Could you output each line of the data that follows exactly?

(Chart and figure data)
· · · · · · ·

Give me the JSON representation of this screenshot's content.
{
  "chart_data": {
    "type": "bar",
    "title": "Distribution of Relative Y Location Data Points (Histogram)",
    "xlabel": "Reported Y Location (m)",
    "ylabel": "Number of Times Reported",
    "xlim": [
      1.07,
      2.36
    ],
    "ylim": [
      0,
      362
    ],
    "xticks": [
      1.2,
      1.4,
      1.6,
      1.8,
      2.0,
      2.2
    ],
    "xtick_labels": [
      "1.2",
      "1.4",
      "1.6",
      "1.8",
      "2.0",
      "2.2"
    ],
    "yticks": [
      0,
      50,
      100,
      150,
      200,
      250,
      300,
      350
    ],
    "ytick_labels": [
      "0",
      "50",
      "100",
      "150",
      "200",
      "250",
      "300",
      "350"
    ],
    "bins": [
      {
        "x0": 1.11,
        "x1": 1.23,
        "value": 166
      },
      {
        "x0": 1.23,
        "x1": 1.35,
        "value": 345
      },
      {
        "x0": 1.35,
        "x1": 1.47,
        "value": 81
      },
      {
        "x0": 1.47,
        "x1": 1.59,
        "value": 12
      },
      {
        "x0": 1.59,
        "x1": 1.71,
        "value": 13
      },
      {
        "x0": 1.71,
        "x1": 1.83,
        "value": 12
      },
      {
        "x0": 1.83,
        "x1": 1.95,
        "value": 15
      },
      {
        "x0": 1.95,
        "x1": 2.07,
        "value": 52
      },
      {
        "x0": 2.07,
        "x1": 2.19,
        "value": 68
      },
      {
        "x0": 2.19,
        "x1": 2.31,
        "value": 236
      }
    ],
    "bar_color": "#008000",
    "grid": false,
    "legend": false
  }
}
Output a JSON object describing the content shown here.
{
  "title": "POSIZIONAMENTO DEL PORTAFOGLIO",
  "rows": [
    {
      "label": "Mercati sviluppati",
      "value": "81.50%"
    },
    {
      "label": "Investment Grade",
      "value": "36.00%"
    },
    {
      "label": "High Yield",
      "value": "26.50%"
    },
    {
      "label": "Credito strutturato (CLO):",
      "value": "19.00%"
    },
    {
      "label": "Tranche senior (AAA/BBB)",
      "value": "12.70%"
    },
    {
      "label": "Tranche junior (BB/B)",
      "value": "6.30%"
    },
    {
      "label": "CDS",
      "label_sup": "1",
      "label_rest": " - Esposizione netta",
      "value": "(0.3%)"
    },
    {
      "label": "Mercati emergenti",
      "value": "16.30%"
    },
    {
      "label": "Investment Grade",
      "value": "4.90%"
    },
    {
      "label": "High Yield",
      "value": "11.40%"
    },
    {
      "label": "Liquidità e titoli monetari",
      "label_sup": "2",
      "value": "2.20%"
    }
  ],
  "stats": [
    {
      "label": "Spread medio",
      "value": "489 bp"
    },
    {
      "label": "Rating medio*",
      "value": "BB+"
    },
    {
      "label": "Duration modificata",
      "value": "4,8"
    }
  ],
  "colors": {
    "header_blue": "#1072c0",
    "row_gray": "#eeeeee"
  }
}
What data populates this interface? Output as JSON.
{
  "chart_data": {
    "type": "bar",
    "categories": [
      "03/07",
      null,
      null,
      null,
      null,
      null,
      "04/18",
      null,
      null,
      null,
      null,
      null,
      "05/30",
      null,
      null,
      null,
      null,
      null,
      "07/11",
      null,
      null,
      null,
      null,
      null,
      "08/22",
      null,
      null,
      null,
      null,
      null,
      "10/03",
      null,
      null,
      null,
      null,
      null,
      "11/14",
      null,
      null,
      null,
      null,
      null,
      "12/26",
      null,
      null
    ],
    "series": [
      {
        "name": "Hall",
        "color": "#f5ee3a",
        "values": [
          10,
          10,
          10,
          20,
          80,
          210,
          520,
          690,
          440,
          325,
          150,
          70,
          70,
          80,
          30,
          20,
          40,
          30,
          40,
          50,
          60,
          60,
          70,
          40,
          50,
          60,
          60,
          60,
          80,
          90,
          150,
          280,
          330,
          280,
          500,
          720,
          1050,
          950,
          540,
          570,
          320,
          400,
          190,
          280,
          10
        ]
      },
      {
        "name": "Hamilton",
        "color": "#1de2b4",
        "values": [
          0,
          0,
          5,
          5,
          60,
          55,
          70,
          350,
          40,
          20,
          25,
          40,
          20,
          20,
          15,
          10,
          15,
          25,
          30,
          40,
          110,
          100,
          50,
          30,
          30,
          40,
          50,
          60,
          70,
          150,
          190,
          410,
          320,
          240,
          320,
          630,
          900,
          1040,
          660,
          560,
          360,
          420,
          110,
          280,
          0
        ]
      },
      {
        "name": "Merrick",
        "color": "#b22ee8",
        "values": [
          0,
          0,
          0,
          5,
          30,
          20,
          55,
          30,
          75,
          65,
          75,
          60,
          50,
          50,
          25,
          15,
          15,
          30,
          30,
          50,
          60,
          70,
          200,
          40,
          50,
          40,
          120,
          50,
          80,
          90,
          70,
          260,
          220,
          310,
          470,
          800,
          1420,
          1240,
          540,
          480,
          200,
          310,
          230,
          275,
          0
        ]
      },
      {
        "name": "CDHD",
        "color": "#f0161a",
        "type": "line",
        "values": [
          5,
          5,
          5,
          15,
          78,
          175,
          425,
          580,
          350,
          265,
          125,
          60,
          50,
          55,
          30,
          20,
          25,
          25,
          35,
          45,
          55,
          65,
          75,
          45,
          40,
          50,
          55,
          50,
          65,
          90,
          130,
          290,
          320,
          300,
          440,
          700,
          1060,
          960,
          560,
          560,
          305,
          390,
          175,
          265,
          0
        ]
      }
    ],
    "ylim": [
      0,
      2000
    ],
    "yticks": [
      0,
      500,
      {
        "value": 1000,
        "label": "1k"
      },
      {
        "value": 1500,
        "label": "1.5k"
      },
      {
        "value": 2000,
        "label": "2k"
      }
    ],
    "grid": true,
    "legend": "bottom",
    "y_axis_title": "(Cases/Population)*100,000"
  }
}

· · · · · · ·

FINAL ANSWER.
Give me the JSON representation of this screenshot's content.
{
  "chart_data": {
    "type": "bar",
    "title": "Distribution of Relative Y Location Data Points (Histogram)",
    "xlabel": "Reported Y Location (m)",
    "ylabel": "Number of Times Reported",
    "xlim": [
      1.07,
      2.36
    ],
    "ylim": [
      0,
      362
    ],
    "xticks": [
      1.2,
      1.4,
      1.6,
      1.8,
      2.0,
      2.2
    ],
    "xtick_labels": [
      "1.2",
      "1.4",
      "1.6",
      "1.8",
      "2.0",
      "2.2"
    ],
    "yticks": [
      0,
      50,
      100,
      150,
      200,
      250,
      300,
      350
    ],
    "ytick_labels": [
      "0",
      "50",
      "100",
      "150",
      "200",
      "250",
      "300",
      "350"
    ],
    "bins": [
      {
        "x0": 1.11,
        "x1": 1.23,
        "value": 166
      },
      {
        "x0": 1.23,
        "x1": 1.35,
        "value": 345
      },
      {
        "x0": 1.35,
        "x1": 1.47,
        "value": 81
      },
      {
        "x0": 1.47,
        "x1": 1.59,
        "value": 12
      },
      {
        "x0": 1.59,
        "x1": 1.71,
        "value": 13
      },
      {
        "x0": 1.71,
        "x1": 1.83,
        "value": 12
      },
      {
        "x0": 1.83,
        "x1": 1.95,
        "value": 15
      },
      {
        "x0": 1.95,
        "x1": 2.07,
        "value": 52
      },
      {
        "x0": 2.07,
        "x1": 2.19,
        "value": 68
      },
      {
        "x0": 2.19,
        "x1": 2.31,
        "value": 236
      }
    ],
    "bar_color": "#008000",
    "grid": false,
    "legend": false
  }
}
Output a JSON object describing the content shown here.
{
  "title": "POSIZIONAMENTO DEL PORTAFOGLIO",
  "rows": [
    {
      "label": "Mercati sviluppati",
      "value": "81.50%"
    },
    {
      "label": "Investment Grade",
      "value": "36.00%"
    },
    {
      "label": "High Yield",
      "value": "26.50%"
    },
    {
      "label": "Credito strutturato (CLO):",
      "value": "19.00%"
    },
    {
      "label": "Tranche senior (AAA/BBB)",
      "value": "12.70%"
    },
    {
      "label": "Tranche junior (BB/B)",
      "value": "6.30%"
    },
    {
      "label": "CDS",
      "label_sup": "1",
      "label_rest": " - Esposizione netta",
      "value": "(0.3%)"
    },
    {
      "label": "Mercati emergenti",
      "value": "16.30%"
    },
    {
      "label": "Investment Grade",
      "value": "4.90%"
    },
    {
      "label": "High Yield",
      "value": "11.40%"
    },
    {
      "label": "Liquidità e titoli monetari",
      "label_sup": "2",
      "value": "2.20%"
    }
  ],
  "stats": [
    {
      "label": "Spread medio",
      "value": "489 bp"
    },
    {
      "label": "Rating medio*",
      "value": "BB+"
    },
    {
      "label": "Duration modificata",
      "value": "4,8"
    }
  ],
  "colors": {
    "header_blue": "#1072c0",
    "row_gray": "#eeeeee"
  }
}
What data populates this interface? Output as JSON.
{
  "chart_data": {
    "type": "bar",
    "categories": [
      "03/07",
      null,
      null,
      null,
      null,
      null,
      "04/18",
      null,
      null,
      null,
      null,
      null,
      "05/30",
      null,
      null,
      null,
      null,
      null,
      "07/11",
      null,
      null,
      null,
      null,
      null,
      "08/22",
      null,
      null,
      null,
      null,
      null,
      "10/03",
      null,
      null,
      null,
      null,
      null,
      "11/14",
      null,
      null,
      null,
      null,
      null,
      "12/26",
      null,
      null
    ],
    "series": [
      {
        "name": "Hall",
        "color": "#f5ee3a",
        "values": [
          10,
          10,
          10,
          20,
          80,
          210,
          520,
          690,
          440,
          325,
          150,
          70,
          70,
          80,
          30,
          20,
          40,
          30,
          40,
          50,
          60,
          60,
          70,
          40,
          50,
          60,
          60,
          60,
          80,
          90,
          150,
          280,
          330,
          280,
          500,
          720,
          1050,
          950,
          540,
          570,
          320,
          400,
          190,
          280,
          10
        ]
      },
      {
        "name": "Hamilton",
        "color": "#1de2b4",
        "values": [
          0,
          0,
          5,
          5,
          60,
          55,
          70,
          350,
          40,
          20,
          25,
          40,
          20,
          20,
          15,
          10,
          15,
          25,
          30,
          40,
          110,
          100,
          50,
          30,
          30,
          40,
          50,
          60,
          70,
          150,
          190,
          410,
          320,
          240,
          320,
          630,
          900,
          1040,
          660,
          560,
          360,
          420,
          110,
          280,
          0
        ]
      },
      {
        "name": "Merrick",
        "color": "#b22ee8",
        "values": [
          0,
          0,
          0,
          5,
          30,
          20,
          55,
          30,
          75,
          65,
          75,
          60,
          50,
          50,
          25,
          15,
          15,
          30,
          30,
          50,
          60,
          70,
          200,
          40,
          50,
          40,
          120,
          50,
          80,
          90,
          70,
          260,
          220,
          310,
          470,
          800,
          1420,
          1240,
          540,
          480,
          200,
          310,
          230,
          275,
          0
        ]
      },
      {
        "name": "CDHD",
        "color": "#f0161a",
        "type": "line",
        "values": [
          5,
          5,
          5,
          15,
          78,
          175,
          425,
          580,
          350,
          265,
          125,
          60,
          50,
          55,
          30,
          20,
          25,
          25,
          35,
          45,
          55,
          65,
          75,
          45,
          40,
          50,
          55,
          50,
          65,
          90,
          130,
          290,
          320,
          300,
          440,
          700,
          1060,
          960,
          560,
          560,
          305,
          390,
          175,
          265,
          0
        ]
      }
    ],
    "ylim": [
      0,
      2000
    ],
    "yticks": [
      0,
      500,
      {
        "value": 1000,
        "label": "1k"
      },
      {
        "value": 1500,
        "label": "1.5k"
      },
      {
        "value": 2000,
        "label": "2k"
      }
    ],
    "grid": true,
    "legend": "bottom",
    "y_axis_title": "(Cases/Population)*100,000"
  }
}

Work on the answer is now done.